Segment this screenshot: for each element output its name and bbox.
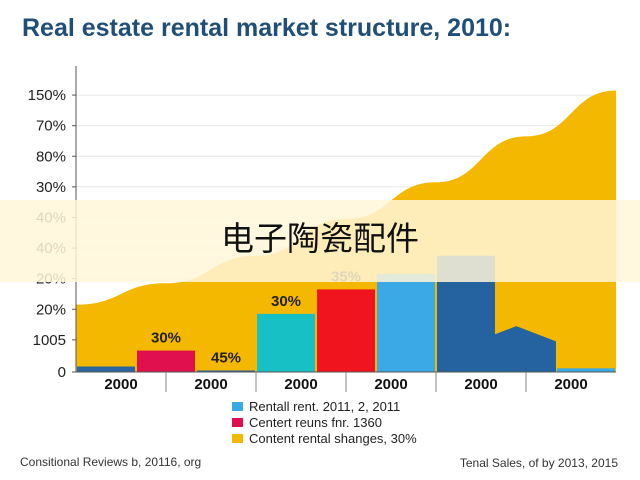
legend-label: Rentall rent. 2011, 2, 2011 bbox=[249, 398, 401, 414]
y-tick-label: 1005 bbox=[33, 332, 66, 349]
y-tick-label: 70% bbox=[36, 118, 66, 135]
bar bbox=[77, 366, 135, 372]
legend-label: Centert reuns fnr. 1360 bbox=[249, 414, 382, 430]
dark-region bbox=[437, 255, 556, 372]
x-tick-label: 2000 bbox=[284, 376, 317, 393]
legend-label: Content rental shanges, 30% bbox=[249, 430, 417, 446]
overlay-band bbox=[0, 200, 640, 282]
y-tick-label: 80% bbox=[36, 148, 66, 165]
bar bbox=[317, 289, 375, 372]
x-tick-label: 2000 bbox=[464, 376, 497, 393]
x-tick-label: 2000 bbox=[104, 376, 137, 393]
y-tick-label: 30% bbox=[36, 179, 66, 196]
x-tick-label: 2000 bbox=[194, 376, 227, 393]
y-tick-label: 150% bbox=[28, 87, 66, 104]
bar bbox=[377, 274, 435, 372]
chart-title: Real estate rental market structure, 201… bbox=[22, 14, 512, 42]
y-tick-label: 20% bbox=[36, 301, 66, 318]
bar-data-label: 45% bbox=[211, 349, 241, 366]
bar bbox=[197, 370, 255, 372]
source-note-right: Tenal Sales, of by 2013, 2015 bbox=[459, 456, 618, 470]
legend-swatch bbox=[232, 417, 243, 427]
chart-legend: Rentall rent. 2011, 2, 2011 Centert reun… bbox=[232, 398, 417, 446]
source-note-left: Consitional Reviews b, 20116, org bbox=[20, 455, 202, 469]
bar-data-label: 30% bbox=[271, 293, 301, 310]
legend-swatch bbox=[232, 433, 243, 443]
bar-data-label: 30% bbox=[151, 330, 181, 347]
bar bbox=[137, 350, 195, 372]
x-tick-label: 2000 bbox=[374, 376, 407, 393]
bar bbox=[557, 368, 615, 372]
legend-item: Content rental shanges, 30% bbox=[232, 430, 417, 446]
legend-item: Rentall rent. 2011, 2, 2011 bbox=[232, 398, 417, 414]
legend-item: Centert reuns fnr. 1360 bbox=[232, 414, 417, 430]
overlay-text: 电子陶瓷配件 bbox=[221, 220, 419, 257]
legend-swatch bbox=[232, 401, 243, 411]
bar bbox=[257, 313, 315, 372]
y-tick-label: 0 bbox=[58, 364, 66, 381]
x-tick-label: 2000 bbox=[554, 376, 587, 393]
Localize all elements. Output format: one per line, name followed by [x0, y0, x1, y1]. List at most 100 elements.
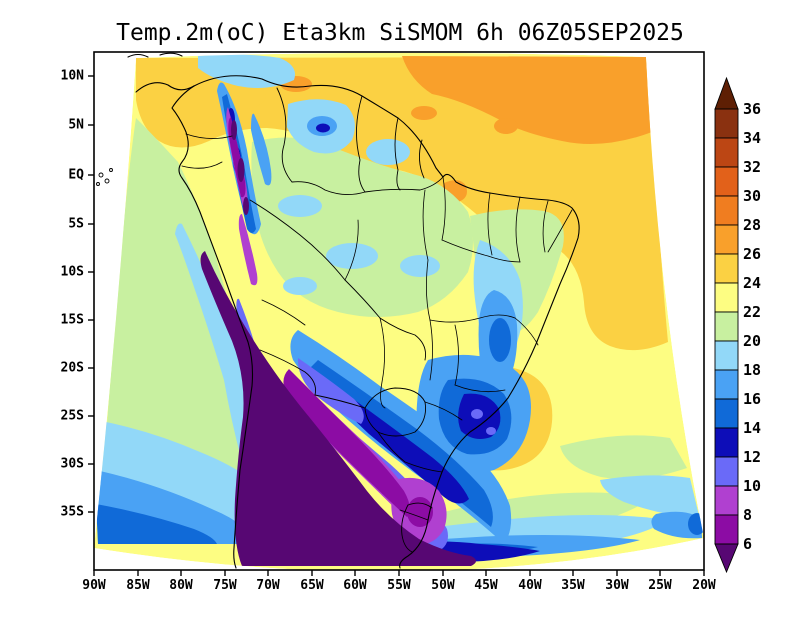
border-line	[401, 504, 413, 553]
lat-tick-label: 20S	[61, 361, 85, 376]
lat-tick-label: 15S	[61, 313, 85, 328]
border-line	[276, 87, 293, 183]
temp-region-8-10	[238, 214, 258, 286]
lon-axis-labels: 90W 85W 80W 75W 70W 65W 60W 55W 50W 45W …	[82, 578, 716, 593]
border-line	[181, 161, 223, 169]
coastline-panama	[135, 82, 195, 93]
lon-tick-label: 25W	[648, 578, 672, 593]
temp-region-18-20	[400, 255, 440, 277]
temp-region-below-6	[237, 158, 245, 182]
temp-region-18-20	[600, 475, 700, 520]
lat-tick-label: 35S	[61, 505, 85, 520]
temp-region-12-14	[316, 123, 330, 133]
colorbar-label: 18	[743, 361, 761, 379]
state-line	[379, 317, 386, 409]
temp-region-12-14	[336, 388, 469, 504]
temp-region-18-20	[326, 243, 378, 269]
lat-tick-label: 5S	[68, 217, 84, 232]
state-line	[454, 324, 459, 386]
temp-region-10-12	[471, 409, 483, 419]
colorbar-label: 6	[743, 535, 752, 553]
temp-region-14-16	[96, 504, 217, 544]
state-line	[547, 209, 573, 253]
temp-region-18-20	[175, 223, 255, 463]
state-line	[487, 192, 493, 256]
coastline-central-america	[127, 52, 183, 58]
lat-axis-labels: 10N 5N EQ 5S 10S 15S 20S 25S 30S 35S	[61, 69, 85, 520]
country-borders	[181, 87, 444, 553]
border-line	[377, 431, 406, 463]
lon-tick-label: 80W	[169, 578, 193, 593]
lon-tick-label: 85W	[126, 578, 150, 593]
colorbar-label: 30	[743, 187, 761, 205]
border-line	[364, 387, 426, 437]
border-line	[314, 394, 366, 409]
temp-region-18-20	[278, 195, 322, 217]
border-line	[249, 199, 346, 281]
colorbar-cell	[714, 514, 739, 545]
lon-tick-label: 20W	[692, 578, 716, 593]
colorbar-cell	[714, 427, 739, 458]
state-line	[542, 200, 549, 253]
lat-tick-label: 25S	[61, 409, 85, 424]
colorbar-cell	[714, 456, 739, 487]
temp-region-10-12	[297, 358, 364, 424]
colorbar-label: 12	[743, 448, 761, 466]
colorbar-cell	[714, 340, 739, 371]
galapagos-islands	[96, 168, 113, 186]
colorbar-cell	[714, 166, 739, 197]
temp-region-26-28	[411, 106, 437, 120]
colorbar-cell	[714, 311, 739, 342]
lon-tick-label: 30W	[605, 578, 629, 593]
colorbar-cell	[714, 282, 739, 313]
state-line	[424, 401, 463, 421]
colorbar-label: 8	[743, 506, 752, 524]
state-line	[515, 196, 521, 263]
colorbar-cell	[714, 195, 739, 226]
colorbar-cell	[714, 137, 739, 168]
state-line	[399, 509, 429, 521]
state-line	[404, 461, 443, 473]
lon-tick-label: 90W	[82, 578, 106, 593]
border-line	[291, 181, 366, 195]
state-line	[344, 219, 359, 281]
lat-tick-label: 30S	[61, 457, 85, 472]
border-line	[394, 117, 401, 191]
state-line	[441, 176, 446, 241]
lon-tick-label: 50W	[431, 578, 455, 593]
island	[104, 178, 110, 184]
lat-tick-label: 10N	[61, 69, 85, 84]
state-borders	[344, 176, 573, 521]
border-line	[355, 95, 366, 193]
island	[98, 172, 104, 178]
lon-tick-label: 70W	[256, 578, 280, 593]
border-line	[344, 279, 426, 361]
colorbar-cell	[714, 108, 739, 139]
colorbar-label: 28	[743, 216, 761, 234]
border-line	[185, 133, 233, 139]
colorbar-down-arrow	[714, 543, 739, 574]
island	[96, 182, 100, 186]
colorbar-label: 26	[743, 245, 761, 263]
temp-region-18-20	[283, 277, 317, 295]
lon-tick-label: 75W	[213, 578, 237, 593]
colorbar-label: 14	[743, 419, 761, 437]
colorbar-label: 32	[743, 158, 761, 176]
state-line	[429, 319, 433, 381]
island	[109, 168, 113, 172]
colorbar: 36 34 32 30 28 26 24 22 20 18 16 14 12 1…	[714, 76, 761, 574]
lon-tick-label: 60W	[343, 578, 367, 593]
lon-axis	[93, 570, 705, 576]
lon-tick-label: 45W	[474, 578, 498, 593]
colorbar-label: 36	[743, 100, 761, 118]
colorbar-up-arrow	[714, 76, 739, 110]
colorbar-cell	[714, 369, 739, 400]
lat-tick-label: 5N	[68, 118, 84, 133]
temp-region-26-28	[402, 56, 652, 144]
state-line	[514, 317, 539, 346]
border-line	[259, 349, 316, 396]
colorbar-cell	[714, 485, 739, 516]
lon-tick-label: 55W	[387, 578, 411, 593]
lat-axis	[88, 75, 94, 513]
colorbar-cell	[714, 253, 739, 284]
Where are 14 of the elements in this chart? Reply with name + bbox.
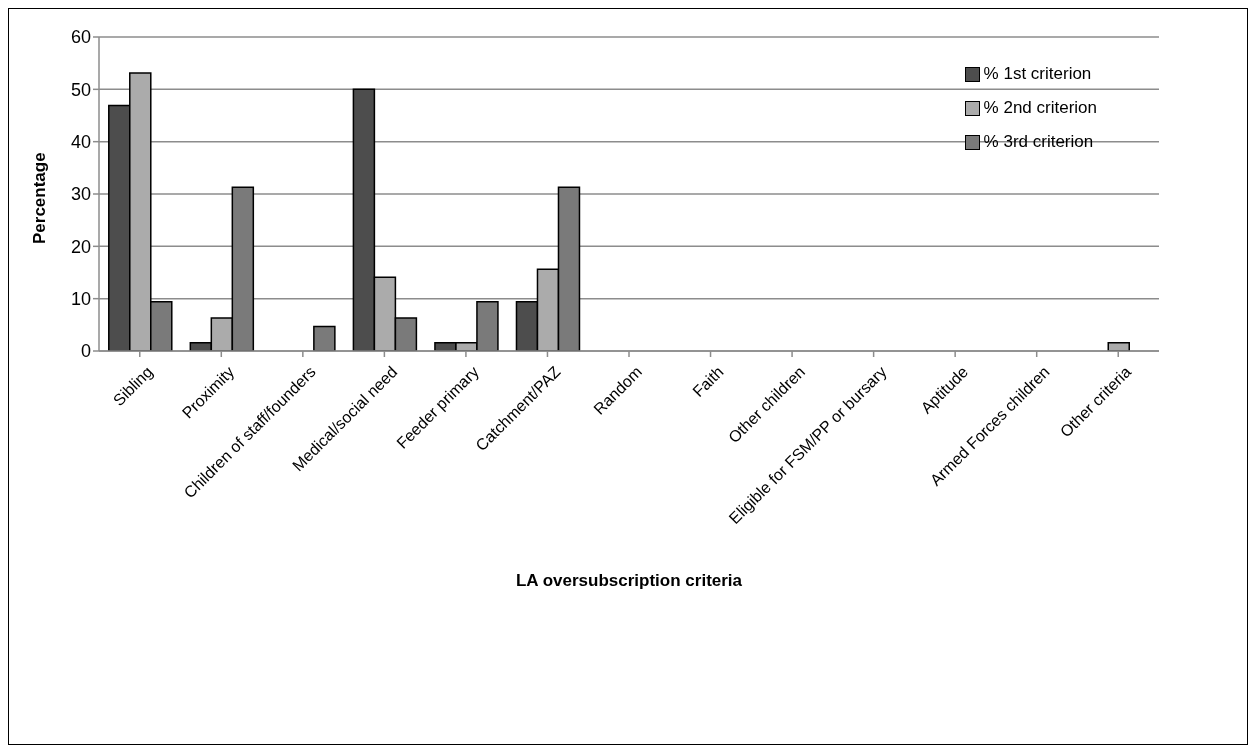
- y-tick-label: 20: [70, 236, 91, 257]
- legend-label: % 1st criterion: [983, 64, 1092, 84]
- x-axis-title: LA oversubscription criteria: [515, 571, 743, 590]
- y-axis-title: Percentage: [30, 152, 50, 244]
- y-tick-label: 30: [70, 184, 91, 205]
- legend-label: % 2nd criterion: [983, 98, 1097, 118]
- y-tick-label: 40: [70, 132, 91, 153]
- y-tick-label: 50: [70, 79, 91, 100]
- bar: [1107, 341, 1130, 351]
- y-tick-label: 10: [70, 289, 91, 310]
- legend-label: % 3rd criterion: [983, 132, 1094, 152]
- y-tick-label: 0: [80, 341, 91, 362]
- y-tick-label: 60: [70, 27, 91, 48]
- bar: [313, 325, 336, 351]
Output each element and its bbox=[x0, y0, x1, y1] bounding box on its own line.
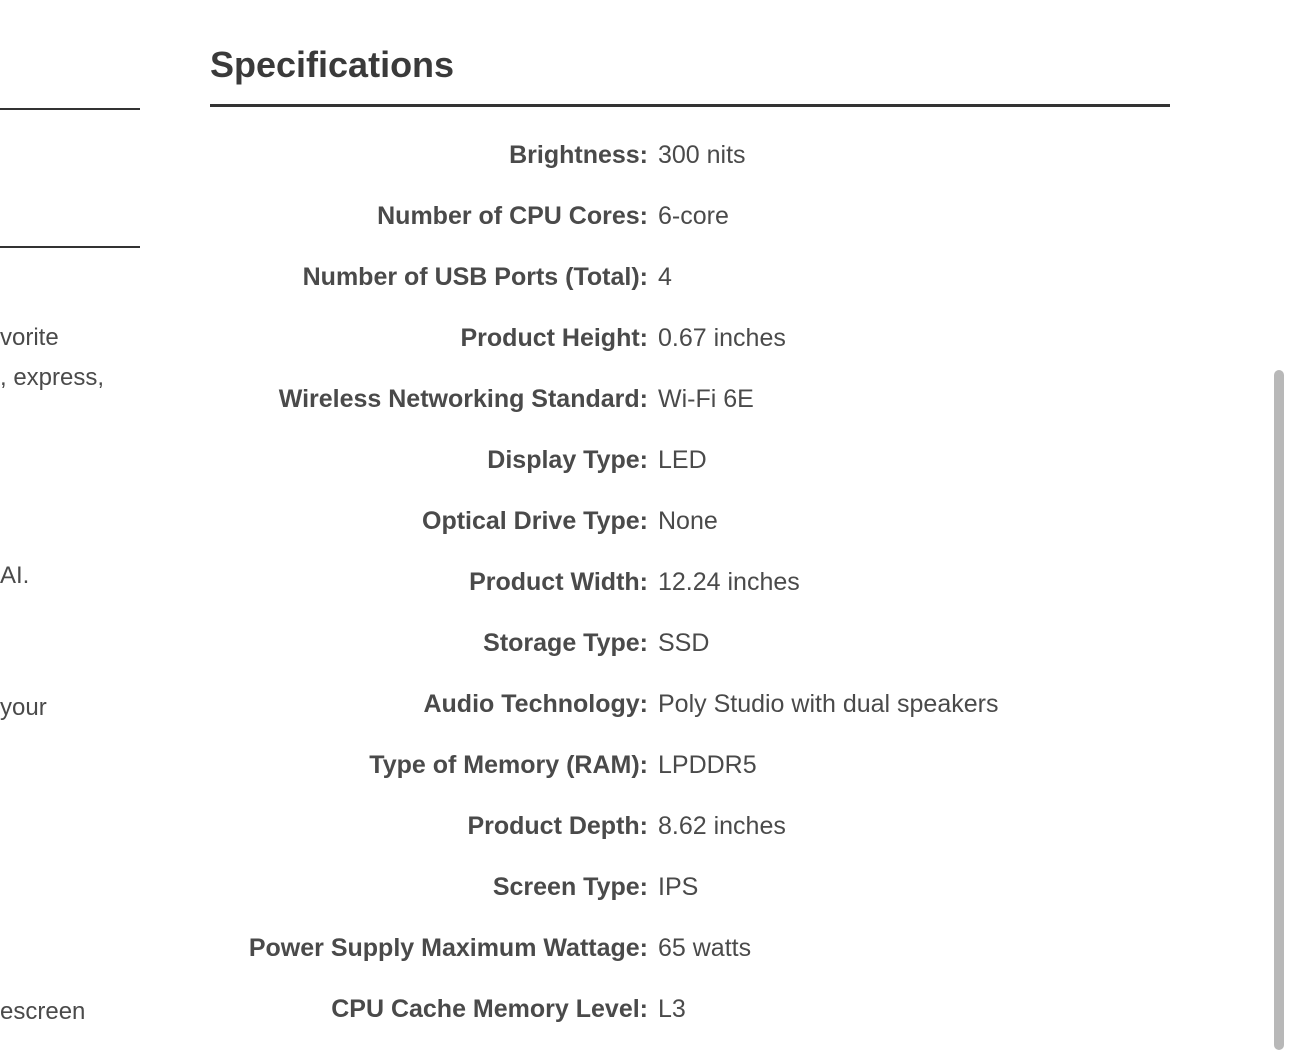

■ What is asked ■
Can you copy word for word the part of the records that begins at their very start and ends with the line containing "Localize all elements."? Leave the pictures out of your answer.

■ Task answer ■
Segment this screenshot: for each element output its name and bbox.
legend-label: Rentall rent. 2011, 2, 2011 bbox=[249, 398, 401, 414]
y-tick-label: 1005 bbox=[33, 332, 66, 349]
y-tick-label: 70% bbox=[36, 118, 66, 135]
bar bbox=[77, 366, 135, 372]
legend-label: Centert reuns fnr. 1360 bbox=[249, 414, 382, 430]
dark-region bbox=[437, 255, 556, 372]
x-tick-label: 2000 bbox=[284, 376, 317, 393]
legend-label: Content rental shanges, 30% bbox=[249, 430, 417, 446]
overlay-band bbox=[0, 200, 640, 282]
y-tick-label: 80% bbox=[36, 148, 66, 165]
bar bbox=[317, 289, 375, 372]
x-tick-label: 2000 bbox=[464, 376, 497, 393]
x-tick-label: 2000 bbox=[104, 376, 137, 393]
y-tick-label: 30% bbox=[36, 179, 66, 196]
x-tick-label: 2000 bbox=[194, 376, 227, 393]
y-tick-label: 150% bbox=[28, 87, 66, 104]
bar bbox=[377, 274, 435, 372]
chart-title: Real estate rental market structure, 201… bbox=[22, 14, 512, 42]
y-tick-label: 20% bbox=[36, 301, 66, 318]
bar-data-label: 45% bbox=[211, 349, 241, 366]
bar bbox=[197, 370, 255, 372]
source-note-right: Tenal Sales, of by 2013, 2015 bbox=[459, 456, 618, 470]
legend-swatch bbox=[232, 417, 243, 427]
chart-legend: Rentall rent. 2011, 2, 2011 Centert reun… bbox=[232, 398, 417, 446]
source-note-left: Consitional Reviews b, 20116, org bbox=[20, 455, 202, 469]
bar-data-label: 30% bbox=[271, 293, 301, 310]
legend-swatch bbox=[232, 433, 243, 443]
bar-data-label: 30% bbox=[151, 330, 181, 347]
bar bbox=[137, 350, 195, 372]
x-tick-label: 2000 bbox=[374, 376, 407, 393]
bar bbox=[557, 368, 615, 372]
legend-item: Content rental shanges, 30% bbox=[232, 430, 417, 446]
legend-item: Rentall rent. 2011, 2, 2011 bbox=[232, 398, 417, 414]
legend-item: Centert reuns fnr. 1360 bbox=[232, 414, 417, 430]
overlay-text: 电子陶瓷配件 bbox=[221, 220, 419, 257]
legend-swatch bbox=[232, 401, 243, 411]
bar bbox=[257, 313, 315, 372]
y-tick-label: 0 bbox=[58, 364, 66, 381]
x-tick-label: 2000 bbox=[554, 376, 587, 393]
Localize all elements. Output format: one per line, name followed by [x0, y0, x1, y1]. List at most 100 elements.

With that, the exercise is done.